> **Stored rows**
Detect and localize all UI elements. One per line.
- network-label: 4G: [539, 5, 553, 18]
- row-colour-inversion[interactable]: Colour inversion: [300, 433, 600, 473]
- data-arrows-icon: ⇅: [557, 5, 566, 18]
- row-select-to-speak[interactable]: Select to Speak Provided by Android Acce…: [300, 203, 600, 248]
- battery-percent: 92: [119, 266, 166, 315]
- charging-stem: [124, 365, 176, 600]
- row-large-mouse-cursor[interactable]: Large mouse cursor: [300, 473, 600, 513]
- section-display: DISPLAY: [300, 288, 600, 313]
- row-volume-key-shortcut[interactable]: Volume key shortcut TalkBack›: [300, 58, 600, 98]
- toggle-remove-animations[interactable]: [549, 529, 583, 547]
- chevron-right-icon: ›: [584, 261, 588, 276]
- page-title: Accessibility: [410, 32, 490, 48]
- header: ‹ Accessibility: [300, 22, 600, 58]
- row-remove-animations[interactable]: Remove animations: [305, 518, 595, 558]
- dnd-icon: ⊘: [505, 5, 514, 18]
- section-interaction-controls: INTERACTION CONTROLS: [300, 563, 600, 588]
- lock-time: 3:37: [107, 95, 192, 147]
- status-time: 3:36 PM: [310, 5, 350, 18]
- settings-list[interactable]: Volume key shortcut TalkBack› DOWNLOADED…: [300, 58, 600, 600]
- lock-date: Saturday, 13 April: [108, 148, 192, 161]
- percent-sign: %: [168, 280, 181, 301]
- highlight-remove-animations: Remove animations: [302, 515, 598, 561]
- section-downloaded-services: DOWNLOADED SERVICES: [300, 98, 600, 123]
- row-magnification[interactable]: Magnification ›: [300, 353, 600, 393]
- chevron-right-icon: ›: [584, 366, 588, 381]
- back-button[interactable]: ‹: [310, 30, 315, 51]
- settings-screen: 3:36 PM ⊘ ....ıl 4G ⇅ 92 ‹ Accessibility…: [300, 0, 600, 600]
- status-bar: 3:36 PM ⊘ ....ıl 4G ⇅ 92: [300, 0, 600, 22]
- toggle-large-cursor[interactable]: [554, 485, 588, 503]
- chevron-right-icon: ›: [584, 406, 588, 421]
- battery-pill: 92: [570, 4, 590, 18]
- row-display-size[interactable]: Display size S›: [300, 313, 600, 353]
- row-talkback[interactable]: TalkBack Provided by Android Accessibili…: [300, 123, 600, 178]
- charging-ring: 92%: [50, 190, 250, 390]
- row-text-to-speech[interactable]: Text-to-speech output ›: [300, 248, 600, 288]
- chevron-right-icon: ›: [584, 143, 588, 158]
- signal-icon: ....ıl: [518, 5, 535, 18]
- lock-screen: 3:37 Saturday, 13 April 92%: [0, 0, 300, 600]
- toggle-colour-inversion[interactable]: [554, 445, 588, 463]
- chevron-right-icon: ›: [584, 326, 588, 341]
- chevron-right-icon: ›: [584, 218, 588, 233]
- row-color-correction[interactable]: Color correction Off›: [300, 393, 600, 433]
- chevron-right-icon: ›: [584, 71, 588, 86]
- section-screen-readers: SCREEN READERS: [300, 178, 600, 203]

---

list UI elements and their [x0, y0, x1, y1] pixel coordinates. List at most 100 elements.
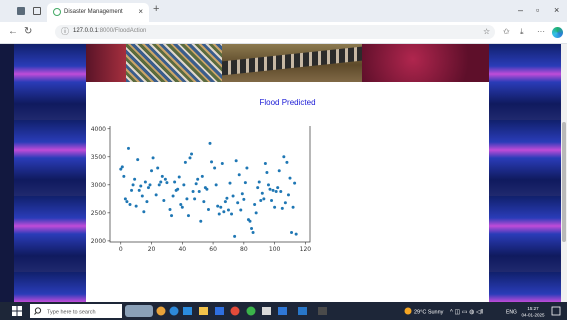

> **Work to be completed**
From the data, copy word for word every line from the one containing "Detect and localize" through the one containing "- row-display-size[interactable]: Display", including both of those lines.

> **Answer to the exercise**
Detect and localize all UI elements. One per line.
- network-label: 4G: [539, 5, 553, 18]
- row-colour-inversion[interactable]: Colour inversion: [300, 433, 600, 473]
- data-arrows-icon: ⇅: [557, 5, 566, 18]
- row-select-to-speak[interactable]: Select to Speak Provided by Android Acce…: [300, 203, 600, 248]
- battery-percent: 92: [119, 266, 166, 315]
- charging-stem: [124, 365, 176, 600]
- row-large-mouse-cursor[interactable]: Large mouse cursor: [300, 473, 600, 513]
- section-display: DISPLAY: [300, 288, 600, 313]
- row-volume-key-shortcut[interactable]: Volume key shortcut TalkBack›: [300, 58, 600, 98]
- toggle-remove-animations[interactable]: [549, 529, 583, 547]
- chevron-right-icon: ›: [584, 261, 588, 276]
- page-title: Accessibility: [410, 32, 490, 48]
- header: ‹ Accessibility: [300, 22, 600, 58]
- row-remove-animations[interactable]: Remove animations: [305, 518, 595, 558]
- dnd-icon: ⊘: [505, 5, 514, 18]
- section-interaction-controls: INTERACTION CONTROLS: [300, 563, 600, 588]
- lock-time: 3:37: [107, 95, 192, 147]
- status-time: 3:36 PM: [310, 5, 350, 18]
- settings-list[interactable]: Volume key shortcut TalkBack› DOWNLOADED…: [300, 58, 600, 600]
- lock-date: Saturday, 13 April: [108, 148, 192, 161]
- percent-sign: %: [168, 280, 181, 301]
- highlight-remove-animations: Remove animations: [302, 515, 598, 561]
- section-downloaded-services: DOWNLOADED SERVICES: [300, 98, 600, 123]
- row-magnification[interactable]: Magnification ›: [300, 353, 600, 393]
- chevron-right-icon: ›: [584, 366, 588, 381]
- back-button[interactable]: ‹: [310, 30, 315, 51]
- settings-screen: 3:36 PM ⊘ ....ıl 4G ⇅ 92 ‹ Accessibility…: [300, 0, 600, 600]
- status-bar: 3:36 PM ⊘ ....ıl 4G ⇅ 92: [300, 0, 600, 22]
- toggle-large-cursor[interactable]: [554, 485, 588, 503]
- chevron-right-icon: ›: [584, 406, 588, 421]
- battery-pill: 92: [570, 4, 590, 18]
- row-display-size[interactable]: Display size S›: [300, 313, 600, 353]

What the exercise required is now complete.